Among the lines below, list those containing the string "Transferencias".

INPUT DATA>

==============================

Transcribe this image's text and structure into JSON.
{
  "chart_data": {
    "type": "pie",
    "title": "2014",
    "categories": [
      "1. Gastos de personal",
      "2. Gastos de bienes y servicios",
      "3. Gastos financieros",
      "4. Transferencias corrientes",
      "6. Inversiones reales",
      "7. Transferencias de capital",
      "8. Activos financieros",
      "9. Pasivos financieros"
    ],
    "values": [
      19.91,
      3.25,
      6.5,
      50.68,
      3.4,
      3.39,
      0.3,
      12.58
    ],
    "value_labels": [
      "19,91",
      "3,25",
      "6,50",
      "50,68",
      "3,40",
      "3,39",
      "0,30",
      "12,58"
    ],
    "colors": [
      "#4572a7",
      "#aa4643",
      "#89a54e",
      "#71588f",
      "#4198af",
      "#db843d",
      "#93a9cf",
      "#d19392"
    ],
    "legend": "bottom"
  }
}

==============================

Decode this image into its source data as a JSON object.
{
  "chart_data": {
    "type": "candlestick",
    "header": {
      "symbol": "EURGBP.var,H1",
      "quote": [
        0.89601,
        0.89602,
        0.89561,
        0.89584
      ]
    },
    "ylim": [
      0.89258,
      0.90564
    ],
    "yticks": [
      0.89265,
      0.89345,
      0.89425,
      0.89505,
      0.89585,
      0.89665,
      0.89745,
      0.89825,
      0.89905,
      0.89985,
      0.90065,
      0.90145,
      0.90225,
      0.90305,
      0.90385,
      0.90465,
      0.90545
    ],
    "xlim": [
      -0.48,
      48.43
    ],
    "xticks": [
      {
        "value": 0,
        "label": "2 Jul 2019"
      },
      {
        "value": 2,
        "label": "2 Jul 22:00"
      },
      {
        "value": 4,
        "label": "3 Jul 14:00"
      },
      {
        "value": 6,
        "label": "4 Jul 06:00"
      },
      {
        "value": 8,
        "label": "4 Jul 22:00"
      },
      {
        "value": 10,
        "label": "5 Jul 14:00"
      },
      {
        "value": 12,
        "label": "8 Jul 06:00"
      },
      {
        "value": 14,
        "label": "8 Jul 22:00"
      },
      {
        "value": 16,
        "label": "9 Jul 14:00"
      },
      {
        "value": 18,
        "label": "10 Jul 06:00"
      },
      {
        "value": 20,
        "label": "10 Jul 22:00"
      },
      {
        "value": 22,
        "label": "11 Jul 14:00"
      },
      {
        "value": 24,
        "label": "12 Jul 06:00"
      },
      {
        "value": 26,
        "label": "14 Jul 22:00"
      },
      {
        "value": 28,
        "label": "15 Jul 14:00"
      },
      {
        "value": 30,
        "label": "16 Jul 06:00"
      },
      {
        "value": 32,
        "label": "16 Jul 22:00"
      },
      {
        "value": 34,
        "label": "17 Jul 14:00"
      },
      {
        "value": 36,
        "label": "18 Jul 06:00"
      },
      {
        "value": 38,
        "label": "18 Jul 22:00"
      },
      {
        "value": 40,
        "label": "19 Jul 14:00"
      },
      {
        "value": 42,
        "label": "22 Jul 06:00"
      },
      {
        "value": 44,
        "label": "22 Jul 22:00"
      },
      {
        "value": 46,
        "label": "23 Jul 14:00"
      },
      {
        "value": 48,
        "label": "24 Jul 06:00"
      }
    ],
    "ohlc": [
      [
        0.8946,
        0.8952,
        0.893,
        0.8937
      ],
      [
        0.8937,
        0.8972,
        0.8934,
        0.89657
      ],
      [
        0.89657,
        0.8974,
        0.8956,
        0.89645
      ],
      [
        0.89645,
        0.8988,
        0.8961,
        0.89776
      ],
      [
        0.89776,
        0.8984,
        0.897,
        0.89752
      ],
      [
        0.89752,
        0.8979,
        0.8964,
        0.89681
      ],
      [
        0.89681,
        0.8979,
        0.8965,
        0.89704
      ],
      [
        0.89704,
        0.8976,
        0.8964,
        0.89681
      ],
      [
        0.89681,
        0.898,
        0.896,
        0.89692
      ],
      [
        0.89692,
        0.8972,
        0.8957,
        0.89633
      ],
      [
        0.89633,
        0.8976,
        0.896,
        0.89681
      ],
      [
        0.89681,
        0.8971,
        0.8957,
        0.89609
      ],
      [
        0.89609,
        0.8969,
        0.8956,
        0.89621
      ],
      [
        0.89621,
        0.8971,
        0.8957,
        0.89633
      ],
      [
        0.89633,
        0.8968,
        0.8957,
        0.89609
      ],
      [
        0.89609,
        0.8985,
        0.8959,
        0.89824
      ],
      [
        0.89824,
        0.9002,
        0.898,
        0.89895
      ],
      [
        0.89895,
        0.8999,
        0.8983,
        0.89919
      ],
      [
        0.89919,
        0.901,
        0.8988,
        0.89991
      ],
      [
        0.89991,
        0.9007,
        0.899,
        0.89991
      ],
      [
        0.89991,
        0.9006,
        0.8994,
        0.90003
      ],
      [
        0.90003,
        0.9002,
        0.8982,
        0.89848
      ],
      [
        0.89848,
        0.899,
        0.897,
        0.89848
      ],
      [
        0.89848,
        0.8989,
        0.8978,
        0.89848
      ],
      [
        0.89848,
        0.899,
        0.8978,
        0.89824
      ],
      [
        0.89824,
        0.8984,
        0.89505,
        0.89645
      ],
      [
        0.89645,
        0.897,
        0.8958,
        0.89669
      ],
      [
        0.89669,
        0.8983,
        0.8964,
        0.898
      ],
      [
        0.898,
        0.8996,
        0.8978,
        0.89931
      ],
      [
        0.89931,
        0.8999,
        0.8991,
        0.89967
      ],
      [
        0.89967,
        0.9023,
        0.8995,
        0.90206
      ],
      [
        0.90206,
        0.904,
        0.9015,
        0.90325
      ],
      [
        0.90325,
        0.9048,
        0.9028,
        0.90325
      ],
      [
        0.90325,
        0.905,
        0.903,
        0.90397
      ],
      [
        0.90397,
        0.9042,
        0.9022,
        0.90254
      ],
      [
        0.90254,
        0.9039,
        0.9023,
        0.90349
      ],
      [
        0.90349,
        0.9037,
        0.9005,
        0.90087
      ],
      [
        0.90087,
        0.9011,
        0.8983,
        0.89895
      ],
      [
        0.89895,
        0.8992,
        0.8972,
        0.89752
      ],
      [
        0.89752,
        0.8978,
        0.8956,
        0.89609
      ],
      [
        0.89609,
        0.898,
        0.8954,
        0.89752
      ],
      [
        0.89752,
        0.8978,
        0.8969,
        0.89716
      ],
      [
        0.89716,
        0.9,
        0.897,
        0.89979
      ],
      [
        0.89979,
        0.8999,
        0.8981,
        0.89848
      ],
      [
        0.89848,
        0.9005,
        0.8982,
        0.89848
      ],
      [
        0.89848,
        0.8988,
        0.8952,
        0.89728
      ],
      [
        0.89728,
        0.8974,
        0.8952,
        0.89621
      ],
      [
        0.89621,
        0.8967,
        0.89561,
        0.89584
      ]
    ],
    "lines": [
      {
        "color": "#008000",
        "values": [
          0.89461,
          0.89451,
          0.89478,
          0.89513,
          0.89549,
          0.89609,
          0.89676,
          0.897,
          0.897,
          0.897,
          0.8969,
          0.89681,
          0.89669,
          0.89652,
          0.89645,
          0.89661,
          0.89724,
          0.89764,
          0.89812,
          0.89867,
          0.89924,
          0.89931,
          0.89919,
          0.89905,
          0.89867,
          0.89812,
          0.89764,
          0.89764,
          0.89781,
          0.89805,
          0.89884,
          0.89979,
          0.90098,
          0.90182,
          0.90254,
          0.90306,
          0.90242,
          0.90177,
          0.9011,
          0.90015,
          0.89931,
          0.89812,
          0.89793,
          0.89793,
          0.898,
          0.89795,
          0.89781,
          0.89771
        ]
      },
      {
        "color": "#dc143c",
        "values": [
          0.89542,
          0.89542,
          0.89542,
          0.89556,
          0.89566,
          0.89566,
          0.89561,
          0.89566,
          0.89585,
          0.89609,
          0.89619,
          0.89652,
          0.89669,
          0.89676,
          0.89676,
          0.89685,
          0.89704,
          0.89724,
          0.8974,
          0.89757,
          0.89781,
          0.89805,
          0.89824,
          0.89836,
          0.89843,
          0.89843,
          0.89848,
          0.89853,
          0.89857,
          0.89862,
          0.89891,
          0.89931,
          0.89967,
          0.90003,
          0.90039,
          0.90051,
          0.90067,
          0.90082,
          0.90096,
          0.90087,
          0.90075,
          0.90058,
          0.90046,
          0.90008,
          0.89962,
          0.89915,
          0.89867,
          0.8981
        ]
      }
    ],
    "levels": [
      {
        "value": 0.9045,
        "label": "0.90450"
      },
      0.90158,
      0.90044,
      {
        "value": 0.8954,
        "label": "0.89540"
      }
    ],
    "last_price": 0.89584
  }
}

==============================

ANSWER TO THE TASK>
      "4. Transferencias corrientes",
      "7. Transferencias de capital",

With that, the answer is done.